◆ GIVEN TASK ◆
Say how many lines contain the string "koordinata". Give no other output.

◆ MATERIAL TO PROCESS ◆

-- -- --

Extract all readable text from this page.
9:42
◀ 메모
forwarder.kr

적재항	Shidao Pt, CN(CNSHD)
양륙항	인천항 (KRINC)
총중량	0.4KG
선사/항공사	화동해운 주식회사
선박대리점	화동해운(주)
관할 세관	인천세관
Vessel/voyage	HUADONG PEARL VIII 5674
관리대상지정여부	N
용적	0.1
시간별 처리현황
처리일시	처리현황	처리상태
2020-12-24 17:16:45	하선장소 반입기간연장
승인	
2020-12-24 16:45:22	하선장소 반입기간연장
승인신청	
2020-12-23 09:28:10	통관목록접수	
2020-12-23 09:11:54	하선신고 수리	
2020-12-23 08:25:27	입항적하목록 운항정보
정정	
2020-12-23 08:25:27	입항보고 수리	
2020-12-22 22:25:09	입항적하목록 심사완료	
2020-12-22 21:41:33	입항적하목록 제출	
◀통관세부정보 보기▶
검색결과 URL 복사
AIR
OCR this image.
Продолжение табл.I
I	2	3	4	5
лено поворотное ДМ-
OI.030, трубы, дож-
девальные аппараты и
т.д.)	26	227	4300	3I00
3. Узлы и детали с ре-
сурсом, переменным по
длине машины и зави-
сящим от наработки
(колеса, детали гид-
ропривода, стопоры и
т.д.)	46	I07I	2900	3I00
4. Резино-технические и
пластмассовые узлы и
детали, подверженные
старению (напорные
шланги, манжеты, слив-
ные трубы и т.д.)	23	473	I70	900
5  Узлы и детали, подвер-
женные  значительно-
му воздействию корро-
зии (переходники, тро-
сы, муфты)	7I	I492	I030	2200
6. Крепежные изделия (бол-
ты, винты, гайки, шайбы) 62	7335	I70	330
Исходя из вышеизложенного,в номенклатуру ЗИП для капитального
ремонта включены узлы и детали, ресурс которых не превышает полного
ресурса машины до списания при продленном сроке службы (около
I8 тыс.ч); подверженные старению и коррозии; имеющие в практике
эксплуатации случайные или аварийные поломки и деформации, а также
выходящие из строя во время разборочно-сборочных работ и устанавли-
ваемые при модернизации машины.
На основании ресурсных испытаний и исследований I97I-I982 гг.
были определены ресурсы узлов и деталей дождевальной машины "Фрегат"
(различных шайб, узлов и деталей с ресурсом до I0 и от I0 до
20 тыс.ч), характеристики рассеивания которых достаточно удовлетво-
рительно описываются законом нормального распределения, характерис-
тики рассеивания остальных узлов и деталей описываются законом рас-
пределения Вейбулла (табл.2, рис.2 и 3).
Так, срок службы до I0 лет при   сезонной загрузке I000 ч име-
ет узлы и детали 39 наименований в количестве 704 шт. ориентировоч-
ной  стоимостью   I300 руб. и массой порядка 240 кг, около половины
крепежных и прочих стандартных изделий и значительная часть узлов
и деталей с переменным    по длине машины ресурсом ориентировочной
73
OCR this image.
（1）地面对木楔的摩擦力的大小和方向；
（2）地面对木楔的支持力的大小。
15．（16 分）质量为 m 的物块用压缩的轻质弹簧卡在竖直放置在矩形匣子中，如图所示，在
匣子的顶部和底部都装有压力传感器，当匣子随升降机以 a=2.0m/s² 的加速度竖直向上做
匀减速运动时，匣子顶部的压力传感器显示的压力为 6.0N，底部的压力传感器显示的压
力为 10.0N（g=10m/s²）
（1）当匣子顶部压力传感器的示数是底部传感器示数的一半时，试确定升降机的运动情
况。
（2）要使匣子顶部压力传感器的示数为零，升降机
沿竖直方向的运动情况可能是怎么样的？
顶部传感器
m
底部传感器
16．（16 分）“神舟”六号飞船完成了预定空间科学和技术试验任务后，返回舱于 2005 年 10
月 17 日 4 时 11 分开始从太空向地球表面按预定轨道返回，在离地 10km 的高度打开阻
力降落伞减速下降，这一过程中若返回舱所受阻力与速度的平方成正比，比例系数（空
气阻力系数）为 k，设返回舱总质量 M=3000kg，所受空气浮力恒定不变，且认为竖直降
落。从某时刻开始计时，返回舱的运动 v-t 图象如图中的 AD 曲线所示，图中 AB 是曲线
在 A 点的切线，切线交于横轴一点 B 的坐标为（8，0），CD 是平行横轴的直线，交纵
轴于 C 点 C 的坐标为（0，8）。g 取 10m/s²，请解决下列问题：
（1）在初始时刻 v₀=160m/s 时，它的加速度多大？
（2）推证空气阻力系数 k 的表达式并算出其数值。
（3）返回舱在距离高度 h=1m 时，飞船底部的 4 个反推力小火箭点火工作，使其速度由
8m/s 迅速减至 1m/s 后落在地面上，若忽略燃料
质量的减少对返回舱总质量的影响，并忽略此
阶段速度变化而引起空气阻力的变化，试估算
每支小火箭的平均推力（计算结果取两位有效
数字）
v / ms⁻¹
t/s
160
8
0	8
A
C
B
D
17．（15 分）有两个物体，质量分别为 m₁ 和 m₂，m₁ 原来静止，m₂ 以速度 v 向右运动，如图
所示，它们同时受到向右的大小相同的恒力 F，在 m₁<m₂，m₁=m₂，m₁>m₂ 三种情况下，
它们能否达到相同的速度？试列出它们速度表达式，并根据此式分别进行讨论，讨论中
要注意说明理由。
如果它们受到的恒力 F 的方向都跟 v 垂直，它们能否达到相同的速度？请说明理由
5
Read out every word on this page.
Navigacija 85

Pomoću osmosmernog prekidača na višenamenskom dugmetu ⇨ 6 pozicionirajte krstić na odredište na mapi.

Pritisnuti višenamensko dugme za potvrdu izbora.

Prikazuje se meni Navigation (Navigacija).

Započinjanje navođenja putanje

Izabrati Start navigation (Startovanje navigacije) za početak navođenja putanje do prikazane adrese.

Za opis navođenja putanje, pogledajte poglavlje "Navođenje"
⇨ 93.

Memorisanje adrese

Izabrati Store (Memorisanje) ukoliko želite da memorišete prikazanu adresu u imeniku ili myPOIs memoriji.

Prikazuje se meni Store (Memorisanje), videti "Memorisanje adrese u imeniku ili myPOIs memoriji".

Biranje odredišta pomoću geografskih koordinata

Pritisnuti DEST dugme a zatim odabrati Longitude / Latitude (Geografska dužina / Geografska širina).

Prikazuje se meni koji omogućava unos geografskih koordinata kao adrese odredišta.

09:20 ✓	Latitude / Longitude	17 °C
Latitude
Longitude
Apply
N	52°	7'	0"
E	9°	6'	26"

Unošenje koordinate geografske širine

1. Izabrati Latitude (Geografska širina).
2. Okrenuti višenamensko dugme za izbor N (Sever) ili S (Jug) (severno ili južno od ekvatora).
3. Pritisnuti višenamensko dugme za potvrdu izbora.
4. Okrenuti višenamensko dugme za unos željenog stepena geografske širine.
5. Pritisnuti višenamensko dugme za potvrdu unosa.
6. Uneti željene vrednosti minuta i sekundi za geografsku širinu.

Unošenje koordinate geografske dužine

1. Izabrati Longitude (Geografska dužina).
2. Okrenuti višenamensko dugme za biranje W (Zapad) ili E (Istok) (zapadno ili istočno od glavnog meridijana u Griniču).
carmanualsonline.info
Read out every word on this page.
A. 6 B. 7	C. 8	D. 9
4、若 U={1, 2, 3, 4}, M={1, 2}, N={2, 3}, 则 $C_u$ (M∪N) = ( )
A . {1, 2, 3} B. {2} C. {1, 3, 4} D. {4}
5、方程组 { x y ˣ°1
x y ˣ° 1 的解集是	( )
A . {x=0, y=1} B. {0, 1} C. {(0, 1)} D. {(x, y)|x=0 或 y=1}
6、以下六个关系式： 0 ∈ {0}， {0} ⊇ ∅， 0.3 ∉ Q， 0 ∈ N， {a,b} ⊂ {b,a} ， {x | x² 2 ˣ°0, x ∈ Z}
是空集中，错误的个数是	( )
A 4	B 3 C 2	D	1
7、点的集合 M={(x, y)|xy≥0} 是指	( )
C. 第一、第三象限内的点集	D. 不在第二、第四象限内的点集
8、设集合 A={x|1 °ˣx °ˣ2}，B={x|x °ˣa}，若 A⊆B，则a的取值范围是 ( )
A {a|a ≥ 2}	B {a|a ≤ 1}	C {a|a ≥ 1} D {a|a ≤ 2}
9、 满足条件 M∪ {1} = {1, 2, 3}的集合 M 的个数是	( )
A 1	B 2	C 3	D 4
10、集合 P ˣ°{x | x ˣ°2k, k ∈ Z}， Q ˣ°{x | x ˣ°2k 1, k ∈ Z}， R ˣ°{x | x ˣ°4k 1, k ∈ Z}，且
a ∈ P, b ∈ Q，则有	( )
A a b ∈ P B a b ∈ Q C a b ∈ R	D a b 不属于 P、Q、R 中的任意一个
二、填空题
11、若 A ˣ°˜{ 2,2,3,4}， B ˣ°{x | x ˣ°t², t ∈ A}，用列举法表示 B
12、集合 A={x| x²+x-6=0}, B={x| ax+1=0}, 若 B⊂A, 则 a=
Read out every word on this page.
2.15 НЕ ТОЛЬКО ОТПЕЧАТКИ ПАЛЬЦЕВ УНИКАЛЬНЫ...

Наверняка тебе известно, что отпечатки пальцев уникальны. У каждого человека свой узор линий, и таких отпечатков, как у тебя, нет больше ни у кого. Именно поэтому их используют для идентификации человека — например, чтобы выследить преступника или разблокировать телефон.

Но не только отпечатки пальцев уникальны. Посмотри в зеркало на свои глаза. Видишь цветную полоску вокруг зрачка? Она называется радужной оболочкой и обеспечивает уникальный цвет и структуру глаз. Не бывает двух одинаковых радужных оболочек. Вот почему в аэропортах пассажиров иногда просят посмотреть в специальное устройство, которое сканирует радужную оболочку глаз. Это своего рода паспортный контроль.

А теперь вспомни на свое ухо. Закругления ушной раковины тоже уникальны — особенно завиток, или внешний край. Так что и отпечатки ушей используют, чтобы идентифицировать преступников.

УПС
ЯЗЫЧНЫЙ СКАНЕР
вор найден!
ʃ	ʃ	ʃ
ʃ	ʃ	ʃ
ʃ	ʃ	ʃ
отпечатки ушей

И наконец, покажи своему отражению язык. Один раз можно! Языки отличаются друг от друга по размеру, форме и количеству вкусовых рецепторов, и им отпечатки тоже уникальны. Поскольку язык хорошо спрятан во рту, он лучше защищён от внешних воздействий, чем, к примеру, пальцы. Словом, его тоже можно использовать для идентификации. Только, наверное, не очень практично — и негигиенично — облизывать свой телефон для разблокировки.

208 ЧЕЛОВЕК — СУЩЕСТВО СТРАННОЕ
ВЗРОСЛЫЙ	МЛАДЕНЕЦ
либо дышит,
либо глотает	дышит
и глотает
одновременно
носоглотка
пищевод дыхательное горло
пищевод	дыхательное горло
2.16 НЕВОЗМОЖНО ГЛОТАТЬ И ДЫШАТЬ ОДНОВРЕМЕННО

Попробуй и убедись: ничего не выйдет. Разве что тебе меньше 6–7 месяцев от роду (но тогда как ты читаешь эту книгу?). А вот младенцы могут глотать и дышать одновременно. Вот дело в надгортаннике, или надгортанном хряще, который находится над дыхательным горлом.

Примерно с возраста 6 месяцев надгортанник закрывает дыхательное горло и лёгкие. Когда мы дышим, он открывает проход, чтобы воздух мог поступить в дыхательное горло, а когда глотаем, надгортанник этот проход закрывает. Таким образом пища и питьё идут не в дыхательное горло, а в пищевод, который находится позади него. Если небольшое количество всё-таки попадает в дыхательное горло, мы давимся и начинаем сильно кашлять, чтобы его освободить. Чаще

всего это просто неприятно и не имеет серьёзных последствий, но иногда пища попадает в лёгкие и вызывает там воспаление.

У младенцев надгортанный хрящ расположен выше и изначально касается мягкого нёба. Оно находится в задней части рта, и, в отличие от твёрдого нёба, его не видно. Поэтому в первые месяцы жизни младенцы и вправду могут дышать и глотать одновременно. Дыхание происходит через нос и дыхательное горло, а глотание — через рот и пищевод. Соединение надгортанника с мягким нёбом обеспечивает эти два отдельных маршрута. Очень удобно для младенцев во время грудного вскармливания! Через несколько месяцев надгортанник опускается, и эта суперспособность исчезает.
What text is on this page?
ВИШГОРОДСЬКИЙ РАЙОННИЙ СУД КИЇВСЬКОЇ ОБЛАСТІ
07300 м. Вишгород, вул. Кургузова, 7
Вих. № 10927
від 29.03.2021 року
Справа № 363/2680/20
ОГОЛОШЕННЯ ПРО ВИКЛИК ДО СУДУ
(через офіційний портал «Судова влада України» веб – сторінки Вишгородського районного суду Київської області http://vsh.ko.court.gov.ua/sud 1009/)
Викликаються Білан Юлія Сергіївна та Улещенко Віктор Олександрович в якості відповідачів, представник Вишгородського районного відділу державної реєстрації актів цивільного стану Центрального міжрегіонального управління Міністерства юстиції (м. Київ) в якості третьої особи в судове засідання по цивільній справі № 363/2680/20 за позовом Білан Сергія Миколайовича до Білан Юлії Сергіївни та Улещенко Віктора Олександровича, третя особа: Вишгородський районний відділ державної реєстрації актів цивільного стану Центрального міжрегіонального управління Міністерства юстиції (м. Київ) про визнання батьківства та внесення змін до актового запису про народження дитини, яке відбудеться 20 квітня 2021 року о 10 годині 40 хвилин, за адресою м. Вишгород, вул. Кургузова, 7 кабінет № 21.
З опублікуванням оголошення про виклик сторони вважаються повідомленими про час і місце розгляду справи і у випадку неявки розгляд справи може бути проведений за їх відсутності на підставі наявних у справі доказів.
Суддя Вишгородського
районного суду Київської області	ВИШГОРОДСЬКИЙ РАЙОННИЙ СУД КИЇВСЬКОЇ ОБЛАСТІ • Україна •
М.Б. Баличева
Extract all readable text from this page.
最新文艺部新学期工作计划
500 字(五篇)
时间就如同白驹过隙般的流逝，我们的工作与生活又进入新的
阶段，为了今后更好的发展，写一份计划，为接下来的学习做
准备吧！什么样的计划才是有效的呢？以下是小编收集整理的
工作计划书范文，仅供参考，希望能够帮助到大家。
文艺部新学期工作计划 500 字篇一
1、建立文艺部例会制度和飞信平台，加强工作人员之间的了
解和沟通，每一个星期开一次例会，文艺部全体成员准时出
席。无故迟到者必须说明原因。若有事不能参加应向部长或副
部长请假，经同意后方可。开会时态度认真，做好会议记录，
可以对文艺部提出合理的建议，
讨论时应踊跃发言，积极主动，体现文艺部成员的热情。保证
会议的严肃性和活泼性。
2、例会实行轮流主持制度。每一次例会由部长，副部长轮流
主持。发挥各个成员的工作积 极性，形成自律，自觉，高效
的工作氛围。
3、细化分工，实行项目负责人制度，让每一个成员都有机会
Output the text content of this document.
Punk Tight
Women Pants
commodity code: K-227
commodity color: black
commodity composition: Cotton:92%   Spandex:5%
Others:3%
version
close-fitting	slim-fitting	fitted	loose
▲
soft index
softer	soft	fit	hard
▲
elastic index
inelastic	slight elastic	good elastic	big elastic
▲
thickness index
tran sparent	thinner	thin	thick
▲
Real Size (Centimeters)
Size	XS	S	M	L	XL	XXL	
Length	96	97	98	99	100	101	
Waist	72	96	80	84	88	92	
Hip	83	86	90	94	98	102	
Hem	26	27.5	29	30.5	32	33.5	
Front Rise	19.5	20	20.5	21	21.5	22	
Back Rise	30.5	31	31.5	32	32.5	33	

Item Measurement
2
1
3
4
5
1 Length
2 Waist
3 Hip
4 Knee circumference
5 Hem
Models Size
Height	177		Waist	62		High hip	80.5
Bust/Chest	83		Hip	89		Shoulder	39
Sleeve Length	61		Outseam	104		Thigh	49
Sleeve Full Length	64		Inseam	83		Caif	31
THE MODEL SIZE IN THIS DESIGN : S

-- -- --

◆ CORRECT ANSWER ◆
2